Objective
Please find all lines in the data that hold the string "text" and copy them.

Collection entries
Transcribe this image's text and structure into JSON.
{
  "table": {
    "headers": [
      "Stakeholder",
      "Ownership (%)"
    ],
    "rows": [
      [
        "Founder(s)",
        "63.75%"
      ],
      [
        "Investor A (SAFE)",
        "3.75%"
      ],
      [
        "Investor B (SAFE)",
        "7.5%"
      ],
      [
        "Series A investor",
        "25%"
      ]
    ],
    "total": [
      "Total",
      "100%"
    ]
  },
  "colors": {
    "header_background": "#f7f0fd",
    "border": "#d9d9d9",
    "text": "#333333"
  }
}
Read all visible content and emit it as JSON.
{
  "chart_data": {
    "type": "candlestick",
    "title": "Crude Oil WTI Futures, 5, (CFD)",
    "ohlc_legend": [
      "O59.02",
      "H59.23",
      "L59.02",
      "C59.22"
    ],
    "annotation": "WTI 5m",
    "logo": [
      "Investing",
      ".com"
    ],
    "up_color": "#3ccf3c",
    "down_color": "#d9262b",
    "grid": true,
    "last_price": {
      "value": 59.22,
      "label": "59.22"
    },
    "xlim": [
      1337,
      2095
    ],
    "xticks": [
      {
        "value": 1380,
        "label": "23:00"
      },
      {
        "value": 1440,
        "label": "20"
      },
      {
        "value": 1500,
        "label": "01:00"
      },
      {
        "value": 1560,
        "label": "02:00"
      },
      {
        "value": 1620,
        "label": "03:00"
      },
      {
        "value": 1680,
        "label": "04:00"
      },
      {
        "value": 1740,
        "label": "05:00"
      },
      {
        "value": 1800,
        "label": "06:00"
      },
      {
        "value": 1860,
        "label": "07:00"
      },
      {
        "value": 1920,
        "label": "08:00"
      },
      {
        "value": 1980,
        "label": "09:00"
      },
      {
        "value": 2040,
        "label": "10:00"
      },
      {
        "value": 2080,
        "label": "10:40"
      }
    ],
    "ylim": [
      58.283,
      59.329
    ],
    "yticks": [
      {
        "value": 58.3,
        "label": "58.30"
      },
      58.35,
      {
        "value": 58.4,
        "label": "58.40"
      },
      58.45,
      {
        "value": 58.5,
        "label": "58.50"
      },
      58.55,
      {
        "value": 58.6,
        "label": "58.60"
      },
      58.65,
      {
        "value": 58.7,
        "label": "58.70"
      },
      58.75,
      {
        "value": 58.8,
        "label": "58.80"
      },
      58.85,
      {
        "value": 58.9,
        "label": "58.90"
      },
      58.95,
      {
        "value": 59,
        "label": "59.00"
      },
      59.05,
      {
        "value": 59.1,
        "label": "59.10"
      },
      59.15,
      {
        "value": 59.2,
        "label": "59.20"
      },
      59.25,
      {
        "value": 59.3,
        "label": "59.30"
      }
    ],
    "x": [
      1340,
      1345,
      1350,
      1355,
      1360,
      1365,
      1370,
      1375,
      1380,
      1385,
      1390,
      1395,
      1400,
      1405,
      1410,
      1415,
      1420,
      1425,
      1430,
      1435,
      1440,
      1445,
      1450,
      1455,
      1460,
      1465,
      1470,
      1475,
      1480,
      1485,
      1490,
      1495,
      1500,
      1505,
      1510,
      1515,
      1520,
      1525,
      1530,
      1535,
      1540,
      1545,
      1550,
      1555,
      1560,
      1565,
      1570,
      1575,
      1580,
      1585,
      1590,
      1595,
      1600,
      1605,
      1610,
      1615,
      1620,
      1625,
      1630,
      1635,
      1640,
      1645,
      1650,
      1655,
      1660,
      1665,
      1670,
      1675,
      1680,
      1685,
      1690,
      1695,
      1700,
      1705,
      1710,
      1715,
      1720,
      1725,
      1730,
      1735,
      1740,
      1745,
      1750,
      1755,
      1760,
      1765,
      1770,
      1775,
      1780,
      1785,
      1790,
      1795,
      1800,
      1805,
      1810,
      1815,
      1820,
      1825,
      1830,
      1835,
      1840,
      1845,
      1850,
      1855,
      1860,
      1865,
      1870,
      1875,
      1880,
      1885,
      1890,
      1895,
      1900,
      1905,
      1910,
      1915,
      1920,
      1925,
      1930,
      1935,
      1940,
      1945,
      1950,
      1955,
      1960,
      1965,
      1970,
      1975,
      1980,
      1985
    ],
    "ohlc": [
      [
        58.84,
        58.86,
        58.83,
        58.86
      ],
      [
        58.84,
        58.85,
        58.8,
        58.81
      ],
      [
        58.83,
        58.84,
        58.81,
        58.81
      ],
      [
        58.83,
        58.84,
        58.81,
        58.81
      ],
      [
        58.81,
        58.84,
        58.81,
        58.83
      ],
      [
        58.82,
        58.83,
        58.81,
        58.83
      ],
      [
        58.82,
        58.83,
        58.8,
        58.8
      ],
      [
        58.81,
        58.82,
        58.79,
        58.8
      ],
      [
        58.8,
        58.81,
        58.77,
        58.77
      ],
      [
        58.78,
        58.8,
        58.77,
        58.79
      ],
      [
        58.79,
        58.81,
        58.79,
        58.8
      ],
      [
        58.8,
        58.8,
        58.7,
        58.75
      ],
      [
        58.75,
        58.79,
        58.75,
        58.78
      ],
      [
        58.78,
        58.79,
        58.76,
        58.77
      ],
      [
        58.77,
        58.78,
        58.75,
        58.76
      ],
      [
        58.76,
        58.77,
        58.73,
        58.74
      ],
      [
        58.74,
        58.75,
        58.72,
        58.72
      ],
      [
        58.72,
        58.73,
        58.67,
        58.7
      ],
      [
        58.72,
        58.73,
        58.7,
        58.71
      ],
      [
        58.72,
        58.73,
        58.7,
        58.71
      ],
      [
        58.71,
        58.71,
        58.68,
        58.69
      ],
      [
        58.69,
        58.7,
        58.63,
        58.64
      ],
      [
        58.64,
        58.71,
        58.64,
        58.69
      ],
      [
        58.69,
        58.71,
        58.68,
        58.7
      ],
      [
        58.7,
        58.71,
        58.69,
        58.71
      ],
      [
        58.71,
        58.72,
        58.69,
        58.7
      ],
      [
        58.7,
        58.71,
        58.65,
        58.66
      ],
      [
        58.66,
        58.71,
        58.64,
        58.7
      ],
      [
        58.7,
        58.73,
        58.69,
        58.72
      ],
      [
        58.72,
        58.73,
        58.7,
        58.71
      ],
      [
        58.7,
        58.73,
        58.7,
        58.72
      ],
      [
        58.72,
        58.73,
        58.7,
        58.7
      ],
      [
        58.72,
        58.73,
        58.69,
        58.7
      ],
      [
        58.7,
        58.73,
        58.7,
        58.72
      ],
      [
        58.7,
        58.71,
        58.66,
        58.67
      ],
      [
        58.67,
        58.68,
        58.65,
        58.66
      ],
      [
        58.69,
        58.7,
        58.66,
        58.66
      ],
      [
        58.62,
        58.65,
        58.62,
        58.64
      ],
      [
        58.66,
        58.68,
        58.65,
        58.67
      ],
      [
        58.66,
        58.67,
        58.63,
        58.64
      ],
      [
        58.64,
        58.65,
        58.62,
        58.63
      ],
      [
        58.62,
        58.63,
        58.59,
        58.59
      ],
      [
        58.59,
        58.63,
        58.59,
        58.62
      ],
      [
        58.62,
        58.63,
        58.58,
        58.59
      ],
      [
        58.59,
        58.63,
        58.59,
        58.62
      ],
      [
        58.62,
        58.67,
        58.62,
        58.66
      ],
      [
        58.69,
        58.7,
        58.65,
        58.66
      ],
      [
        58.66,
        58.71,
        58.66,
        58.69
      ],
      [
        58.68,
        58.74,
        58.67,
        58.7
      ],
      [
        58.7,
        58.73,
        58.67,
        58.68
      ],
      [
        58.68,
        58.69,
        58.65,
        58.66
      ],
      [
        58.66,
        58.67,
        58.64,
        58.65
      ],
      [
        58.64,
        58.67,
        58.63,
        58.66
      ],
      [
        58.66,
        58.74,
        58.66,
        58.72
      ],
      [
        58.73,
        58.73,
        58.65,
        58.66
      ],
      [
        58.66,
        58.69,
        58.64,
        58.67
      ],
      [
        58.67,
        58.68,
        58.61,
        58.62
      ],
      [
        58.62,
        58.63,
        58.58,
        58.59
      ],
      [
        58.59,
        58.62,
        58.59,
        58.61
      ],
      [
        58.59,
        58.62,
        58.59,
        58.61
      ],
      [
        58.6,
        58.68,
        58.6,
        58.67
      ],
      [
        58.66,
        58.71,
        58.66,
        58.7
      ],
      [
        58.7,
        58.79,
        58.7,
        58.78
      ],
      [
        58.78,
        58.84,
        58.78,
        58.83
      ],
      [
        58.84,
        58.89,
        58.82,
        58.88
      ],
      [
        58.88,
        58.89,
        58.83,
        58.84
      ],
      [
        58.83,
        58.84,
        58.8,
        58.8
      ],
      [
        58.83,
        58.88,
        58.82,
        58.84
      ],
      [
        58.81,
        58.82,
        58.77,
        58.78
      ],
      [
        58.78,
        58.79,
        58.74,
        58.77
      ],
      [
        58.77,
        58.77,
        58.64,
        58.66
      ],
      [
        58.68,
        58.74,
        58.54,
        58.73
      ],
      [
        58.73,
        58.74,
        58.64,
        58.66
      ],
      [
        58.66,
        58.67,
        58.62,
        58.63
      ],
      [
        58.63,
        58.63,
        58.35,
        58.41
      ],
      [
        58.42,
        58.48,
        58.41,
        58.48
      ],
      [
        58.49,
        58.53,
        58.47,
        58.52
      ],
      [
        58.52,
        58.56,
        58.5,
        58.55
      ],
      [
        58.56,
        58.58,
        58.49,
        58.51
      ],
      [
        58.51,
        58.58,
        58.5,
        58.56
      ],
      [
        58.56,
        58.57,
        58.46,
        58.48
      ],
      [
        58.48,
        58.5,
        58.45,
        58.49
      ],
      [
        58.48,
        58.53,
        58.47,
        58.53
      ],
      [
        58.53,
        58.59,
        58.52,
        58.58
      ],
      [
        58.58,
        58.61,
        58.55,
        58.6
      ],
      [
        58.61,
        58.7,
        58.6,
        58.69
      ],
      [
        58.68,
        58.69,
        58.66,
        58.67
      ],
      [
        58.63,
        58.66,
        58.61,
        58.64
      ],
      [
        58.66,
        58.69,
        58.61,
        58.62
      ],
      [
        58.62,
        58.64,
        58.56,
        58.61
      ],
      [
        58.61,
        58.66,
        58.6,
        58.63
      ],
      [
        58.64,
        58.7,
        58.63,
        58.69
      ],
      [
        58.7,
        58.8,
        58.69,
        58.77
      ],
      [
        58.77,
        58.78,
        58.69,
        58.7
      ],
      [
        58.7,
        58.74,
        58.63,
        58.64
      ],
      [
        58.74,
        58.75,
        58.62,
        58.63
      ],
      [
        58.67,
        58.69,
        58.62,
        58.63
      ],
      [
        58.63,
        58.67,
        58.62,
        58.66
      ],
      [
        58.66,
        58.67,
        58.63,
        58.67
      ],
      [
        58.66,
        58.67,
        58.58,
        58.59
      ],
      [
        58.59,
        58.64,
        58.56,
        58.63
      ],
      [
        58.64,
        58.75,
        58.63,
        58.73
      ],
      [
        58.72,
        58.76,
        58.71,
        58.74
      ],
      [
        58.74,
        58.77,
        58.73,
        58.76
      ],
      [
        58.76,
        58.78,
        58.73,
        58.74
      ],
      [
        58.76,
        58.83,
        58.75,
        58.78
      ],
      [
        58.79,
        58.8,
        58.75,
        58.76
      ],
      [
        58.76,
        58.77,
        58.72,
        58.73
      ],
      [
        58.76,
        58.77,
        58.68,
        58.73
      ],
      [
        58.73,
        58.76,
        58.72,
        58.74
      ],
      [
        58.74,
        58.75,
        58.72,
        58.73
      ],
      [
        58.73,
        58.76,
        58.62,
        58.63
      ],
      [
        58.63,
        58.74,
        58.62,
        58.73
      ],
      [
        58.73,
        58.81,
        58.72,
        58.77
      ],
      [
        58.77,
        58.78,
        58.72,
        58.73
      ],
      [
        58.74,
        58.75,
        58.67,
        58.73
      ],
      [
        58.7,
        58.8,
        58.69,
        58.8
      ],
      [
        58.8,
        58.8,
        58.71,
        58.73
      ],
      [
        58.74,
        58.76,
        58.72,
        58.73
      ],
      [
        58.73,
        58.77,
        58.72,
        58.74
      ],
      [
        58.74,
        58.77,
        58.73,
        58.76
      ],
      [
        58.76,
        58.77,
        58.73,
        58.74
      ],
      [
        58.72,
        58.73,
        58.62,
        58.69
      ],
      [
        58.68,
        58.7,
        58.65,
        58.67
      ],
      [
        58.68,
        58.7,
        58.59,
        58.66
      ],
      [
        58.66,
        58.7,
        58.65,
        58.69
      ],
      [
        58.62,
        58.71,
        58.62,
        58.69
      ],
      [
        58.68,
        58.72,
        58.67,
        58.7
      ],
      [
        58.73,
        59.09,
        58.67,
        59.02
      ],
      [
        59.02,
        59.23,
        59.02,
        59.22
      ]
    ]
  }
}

Answer to this problem
Transcribe this image's text and structure into JSON.
    "text": "#333333"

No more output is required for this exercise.